▶ **Objective**:
Gather every line from the entries below that includes "content".

▶ **Data items**:
+ + + + + + +
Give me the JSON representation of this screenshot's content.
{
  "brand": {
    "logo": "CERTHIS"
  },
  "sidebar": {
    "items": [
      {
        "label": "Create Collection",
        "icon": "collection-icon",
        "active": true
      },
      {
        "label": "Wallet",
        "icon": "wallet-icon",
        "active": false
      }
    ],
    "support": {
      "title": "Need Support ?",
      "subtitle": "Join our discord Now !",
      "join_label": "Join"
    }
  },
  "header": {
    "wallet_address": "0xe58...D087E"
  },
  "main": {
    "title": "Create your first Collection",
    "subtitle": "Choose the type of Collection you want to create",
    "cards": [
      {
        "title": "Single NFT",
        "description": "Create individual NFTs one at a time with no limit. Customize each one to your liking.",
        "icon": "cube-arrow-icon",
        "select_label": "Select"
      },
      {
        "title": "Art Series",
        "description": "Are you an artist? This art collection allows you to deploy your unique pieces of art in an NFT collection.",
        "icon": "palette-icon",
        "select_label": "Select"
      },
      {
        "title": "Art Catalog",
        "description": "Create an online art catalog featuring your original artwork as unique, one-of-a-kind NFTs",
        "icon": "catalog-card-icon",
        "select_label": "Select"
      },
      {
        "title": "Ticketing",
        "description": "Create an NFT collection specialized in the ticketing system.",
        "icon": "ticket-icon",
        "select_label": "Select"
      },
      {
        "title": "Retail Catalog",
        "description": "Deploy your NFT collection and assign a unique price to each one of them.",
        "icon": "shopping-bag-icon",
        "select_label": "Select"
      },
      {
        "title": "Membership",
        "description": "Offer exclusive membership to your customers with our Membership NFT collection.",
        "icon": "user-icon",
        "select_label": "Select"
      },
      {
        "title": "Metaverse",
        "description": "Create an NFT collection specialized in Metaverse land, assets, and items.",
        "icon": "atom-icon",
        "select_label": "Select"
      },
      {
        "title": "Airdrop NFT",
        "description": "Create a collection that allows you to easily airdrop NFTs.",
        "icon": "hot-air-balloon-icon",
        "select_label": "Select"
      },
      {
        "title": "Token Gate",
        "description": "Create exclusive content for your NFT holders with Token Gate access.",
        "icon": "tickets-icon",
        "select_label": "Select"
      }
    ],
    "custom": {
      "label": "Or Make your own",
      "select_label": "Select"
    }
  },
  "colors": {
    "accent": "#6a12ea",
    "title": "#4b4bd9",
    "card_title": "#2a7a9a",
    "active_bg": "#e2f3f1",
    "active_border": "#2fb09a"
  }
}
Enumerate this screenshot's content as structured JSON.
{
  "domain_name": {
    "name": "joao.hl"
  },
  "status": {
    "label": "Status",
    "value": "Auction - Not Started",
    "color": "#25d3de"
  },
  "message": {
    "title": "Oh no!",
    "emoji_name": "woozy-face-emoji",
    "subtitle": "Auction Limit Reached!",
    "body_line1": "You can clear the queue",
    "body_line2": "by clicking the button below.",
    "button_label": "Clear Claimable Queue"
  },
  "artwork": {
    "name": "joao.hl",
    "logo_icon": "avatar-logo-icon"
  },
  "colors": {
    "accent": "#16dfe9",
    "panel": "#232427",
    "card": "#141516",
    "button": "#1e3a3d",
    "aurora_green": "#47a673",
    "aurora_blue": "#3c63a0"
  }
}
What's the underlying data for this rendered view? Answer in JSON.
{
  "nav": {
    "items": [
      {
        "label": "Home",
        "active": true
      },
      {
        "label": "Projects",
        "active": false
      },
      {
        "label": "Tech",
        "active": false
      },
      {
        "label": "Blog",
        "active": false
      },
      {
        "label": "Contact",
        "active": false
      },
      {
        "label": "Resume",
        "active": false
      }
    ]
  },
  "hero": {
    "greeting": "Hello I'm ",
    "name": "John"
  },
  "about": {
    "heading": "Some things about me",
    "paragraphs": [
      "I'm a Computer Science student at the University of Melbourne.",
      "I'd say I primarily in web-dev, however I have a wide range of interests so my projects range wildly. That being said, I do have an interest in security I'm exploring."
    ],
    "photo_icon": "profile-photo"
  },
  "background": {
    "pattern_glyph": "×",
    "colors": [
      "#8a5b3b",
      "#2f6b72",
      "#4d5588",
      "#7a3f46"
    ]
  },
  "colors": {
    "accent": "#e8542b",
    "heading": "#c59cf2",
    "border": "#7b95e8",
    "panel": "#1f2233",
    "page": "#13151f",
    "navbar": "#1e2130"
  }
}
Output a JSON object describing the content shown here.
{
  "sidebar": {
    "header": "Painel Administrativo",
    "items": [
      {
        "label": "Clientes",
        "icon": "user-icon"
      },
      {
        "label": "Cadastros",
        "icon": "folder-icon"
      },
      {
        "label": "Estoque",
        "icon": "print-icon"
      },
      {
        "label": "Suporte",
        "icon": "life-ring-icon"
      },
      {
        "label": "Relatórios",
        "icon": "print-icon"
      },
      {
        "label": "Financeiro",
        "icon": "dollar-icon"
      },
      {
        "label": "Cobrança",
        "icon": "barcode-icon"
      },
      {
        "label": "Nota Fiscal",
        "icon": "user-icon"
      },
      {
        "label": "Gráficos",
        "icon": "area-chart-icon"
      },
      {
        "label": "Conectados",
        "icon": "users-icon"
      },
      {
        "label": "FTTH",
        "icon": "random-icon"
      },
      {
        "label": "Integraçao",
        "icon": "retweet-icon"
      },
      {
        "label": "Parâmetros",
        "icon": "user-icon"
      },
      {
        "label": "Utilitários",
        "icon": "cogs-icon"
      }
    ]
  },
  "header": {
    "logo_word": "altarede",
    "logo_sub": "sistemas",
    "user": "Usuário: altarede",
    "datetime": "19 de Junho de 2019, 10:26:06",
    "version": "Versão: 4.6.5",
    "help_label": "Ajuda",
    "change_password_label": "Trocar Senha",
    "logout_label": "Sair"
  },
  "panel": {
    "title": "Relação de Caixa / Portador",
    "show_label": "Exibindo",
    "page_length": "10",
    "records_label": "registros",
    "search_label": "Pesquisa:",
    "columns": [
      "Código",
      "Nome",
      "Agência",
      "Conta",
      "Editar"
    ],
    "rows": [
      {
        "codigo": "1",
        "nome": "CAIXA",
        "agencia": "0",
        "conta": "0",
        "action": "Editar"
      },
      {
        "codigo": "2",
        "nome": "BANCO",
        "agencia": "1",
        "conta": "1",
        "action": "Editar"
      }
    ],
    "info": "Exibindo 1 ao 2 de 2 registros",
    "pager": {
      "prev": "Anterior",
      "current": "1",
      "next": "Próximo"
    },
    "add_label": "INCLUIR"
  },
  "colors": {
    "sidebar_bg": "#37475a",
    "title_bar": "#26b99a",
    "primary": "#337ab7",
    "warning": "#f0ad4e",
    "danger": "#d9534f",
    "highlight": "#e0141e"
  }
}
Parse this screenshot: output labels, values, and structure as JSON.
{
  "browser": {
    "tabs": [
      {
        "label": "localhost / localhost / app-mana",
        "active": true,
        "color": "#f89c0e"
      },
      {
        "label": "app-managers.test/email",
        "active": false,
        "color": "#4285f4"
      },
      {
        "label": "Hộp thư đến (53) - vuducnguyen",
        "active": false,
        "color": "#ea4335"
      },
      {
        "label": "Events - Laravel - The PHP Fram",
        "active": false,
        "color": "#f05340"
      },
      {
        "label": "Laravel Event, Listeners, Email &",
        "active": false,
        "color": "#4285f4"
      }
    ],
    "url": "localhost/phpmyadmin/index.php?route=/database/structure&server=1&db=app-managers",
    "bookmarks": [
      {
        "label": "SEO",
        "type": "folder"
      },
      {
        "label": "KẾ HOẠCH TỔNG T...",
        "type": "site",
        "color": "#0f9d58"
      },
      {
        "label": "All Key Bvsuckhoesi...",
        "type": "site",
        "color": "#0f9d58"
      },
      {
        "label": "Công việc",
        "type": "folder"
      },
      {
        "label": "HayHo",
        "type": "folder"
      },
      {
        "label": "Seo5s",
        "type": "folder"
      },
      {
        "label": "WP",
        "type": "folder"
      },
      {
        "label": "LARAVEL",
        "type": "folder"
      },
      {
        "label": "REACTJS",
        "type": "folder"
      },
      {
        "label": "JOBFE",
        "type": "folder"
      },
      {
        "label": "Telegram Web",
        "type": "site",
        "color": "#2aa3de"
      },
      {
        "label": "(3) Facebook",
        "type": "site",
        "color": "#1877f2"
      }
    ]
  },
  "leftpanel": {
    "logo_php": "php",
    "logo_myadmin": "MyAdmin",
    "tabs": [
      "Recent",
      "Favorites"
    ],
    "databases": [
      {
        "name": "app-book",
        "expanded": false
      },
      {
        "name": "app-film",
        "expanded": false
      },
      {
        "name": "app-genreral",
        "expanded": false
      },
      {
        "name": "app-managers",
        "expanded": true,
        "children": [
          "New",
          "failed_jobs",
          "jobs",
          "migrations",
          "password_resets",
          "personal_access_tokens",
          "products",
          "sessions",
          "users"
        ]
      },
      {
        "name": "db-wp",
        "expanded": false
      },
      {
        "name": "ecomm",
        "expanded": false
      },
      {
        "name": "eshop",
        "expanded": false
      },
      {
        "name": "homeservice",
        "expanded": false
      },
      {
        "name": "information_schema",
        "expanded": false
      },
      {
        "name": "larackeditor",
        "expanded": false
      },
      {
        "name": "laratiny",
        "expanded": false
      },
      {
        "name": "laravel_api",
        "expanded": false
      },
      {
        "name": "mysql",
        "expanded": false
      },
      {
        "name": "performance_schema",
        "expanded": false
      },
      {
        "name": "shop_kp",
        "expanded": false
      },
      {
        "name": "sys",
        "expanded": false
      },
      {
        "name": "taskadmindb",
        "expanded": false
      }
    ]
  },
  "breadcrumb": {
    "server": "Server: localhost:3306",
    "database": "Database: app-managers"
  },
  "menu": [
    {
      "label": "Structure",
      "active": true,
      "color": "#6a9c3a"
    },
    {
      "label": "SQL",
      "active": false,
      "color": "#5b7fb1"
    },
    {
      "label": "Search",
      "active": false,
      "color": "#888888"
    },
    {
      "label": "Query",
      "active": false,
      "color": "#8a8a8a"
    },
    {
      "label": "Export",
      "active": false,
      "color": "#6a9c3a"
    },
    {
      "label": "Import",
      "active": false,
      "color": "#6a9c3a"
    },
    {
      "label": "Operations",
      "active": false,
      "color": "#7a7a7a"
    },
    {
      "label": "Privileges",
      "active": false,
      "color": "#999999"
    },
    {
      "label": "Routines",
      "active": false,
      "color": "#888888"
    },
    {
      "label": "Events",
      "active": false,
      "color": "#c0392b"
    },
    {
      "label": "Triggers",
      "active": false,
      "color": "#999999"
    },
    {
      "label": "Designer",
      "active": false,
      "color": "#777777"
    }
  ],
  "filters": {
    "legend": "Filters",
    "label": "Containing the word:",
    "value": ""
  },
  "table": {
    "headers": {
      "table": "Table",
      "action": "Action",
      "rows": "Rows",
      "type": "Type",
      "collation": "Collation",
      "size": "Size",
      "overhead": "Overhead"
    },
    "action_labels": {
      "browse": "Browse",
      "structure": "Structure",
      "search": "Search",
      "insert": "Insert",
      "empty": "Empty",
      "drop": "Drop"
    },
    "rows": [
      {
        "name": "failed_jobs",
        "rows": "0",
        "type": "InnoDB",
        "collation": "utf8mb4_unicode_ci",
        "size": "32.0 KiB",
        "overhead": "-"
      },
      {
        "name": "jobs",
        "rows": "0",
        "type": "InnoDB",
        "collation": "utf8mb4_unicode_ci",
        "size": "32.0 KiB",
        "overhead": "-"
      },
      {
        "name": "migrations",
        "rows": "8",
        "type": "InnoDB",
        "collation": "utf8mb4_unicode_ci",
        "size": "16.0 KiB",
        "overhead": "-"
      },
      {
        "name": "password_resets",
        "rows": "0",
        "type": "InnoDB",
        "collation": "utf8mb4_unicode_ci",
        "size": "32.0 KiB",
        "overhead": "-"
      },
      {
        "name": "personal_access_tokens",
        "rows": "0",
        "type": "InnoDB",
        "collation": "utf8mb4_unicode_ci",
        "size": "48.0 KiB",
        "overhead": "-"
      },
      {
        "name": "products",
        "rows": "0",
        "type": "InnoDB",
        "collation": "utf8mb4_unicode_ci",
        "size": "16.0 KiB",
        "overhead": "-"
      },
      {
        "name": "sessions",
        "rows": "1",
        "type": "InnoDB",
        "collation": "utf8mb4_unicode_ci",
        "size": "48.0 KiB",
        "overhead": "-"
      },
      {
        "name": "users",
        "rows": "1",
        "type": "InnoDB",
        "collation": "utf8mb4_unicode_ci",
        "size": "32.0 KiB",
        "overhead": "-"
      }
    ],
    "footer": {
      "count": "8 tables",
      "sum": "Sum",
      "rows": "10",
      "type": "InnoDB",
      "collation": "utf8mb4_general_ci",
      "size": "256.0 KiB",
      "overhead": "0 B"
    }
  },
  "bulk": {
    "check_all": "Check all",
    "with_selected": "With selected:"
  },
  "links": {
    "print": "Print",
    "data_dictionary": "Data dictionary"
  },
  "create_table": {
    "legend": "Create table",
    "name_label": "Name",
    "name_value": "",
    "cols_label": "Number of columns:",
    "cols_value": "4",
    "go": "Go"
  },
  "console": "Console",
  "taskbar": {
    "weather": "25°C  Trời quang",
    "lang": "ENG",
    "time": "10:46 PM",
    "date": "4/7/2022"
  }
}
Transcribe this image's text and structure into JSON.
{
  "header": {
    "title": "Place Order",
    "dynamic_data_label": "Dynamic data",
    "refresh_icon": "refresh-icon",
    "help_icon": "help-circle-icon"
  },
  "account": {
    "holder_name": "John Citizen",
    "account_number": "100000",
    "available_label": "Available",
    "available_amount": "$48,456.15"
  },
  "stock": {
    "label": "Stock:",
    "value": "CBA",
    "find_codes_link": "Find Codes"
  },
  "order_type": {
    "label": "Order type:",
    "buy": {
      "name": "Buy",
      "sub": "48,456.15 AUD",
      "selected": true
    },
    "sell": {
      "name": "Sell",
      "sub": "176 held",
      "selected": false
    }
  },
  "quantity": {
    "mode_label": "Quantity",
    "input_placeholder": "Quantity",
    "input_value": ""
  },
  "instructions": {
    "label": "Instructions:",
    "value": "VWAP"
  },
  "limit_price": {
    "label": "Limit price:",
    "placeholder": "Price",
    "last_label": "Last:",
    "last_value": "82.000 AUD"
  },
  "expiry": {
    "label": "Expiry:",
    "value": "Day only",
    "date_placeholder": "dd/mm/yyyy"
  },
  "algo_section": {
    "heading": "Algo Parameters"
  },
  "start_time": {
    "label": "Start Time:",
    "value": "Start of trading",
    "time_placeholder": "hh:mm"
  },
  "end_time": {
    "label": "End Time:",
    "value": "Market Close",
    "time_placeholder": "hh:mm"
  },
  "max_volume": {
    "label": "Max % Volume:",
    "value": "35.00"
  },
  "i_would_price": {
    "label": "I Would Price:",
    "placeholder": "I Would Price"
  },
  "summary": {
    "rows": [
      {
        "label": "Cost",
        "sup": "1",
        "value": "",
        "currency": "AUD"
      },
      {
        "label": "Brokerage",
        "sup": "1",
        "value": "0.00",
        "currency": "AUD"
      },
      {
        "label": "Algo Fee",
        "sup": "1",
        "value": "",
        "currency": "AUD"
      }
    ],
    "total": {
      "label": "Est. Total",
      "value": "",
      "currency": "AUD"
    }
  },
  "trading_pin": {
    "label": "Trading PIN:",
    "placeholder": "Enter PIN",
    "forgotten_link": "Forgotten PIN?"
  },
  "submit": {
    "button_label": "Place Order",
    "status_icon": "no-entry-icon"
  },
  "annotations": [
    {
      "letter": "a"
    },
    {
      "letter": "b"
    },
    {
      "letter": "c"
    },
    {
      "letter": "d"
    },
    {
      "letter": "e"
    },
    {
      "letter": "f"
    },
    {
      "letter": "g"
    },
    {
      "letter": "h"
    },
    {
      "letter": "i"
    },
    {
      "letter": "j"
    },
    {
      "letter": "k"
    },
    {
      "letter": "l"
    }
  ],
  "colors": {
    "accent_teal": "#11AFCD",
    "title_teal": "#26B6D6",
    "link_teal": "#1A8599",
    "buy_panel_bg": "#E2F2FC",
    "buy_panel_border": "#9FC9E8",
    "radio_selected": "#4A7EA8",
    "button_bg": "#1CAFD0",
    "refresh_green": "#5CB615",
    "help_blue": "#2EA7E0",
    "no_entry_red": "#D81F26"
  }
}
+ + + + + + +
▶ **Response to this exercise**:
Give me the JSON representation of this screenshot's content.
        "description": "Create exclusive content for your NFT holders with Token Gate access.",
Enumerate this screenshot's content as structured JSON.
Output a JSON object describing the content shown here.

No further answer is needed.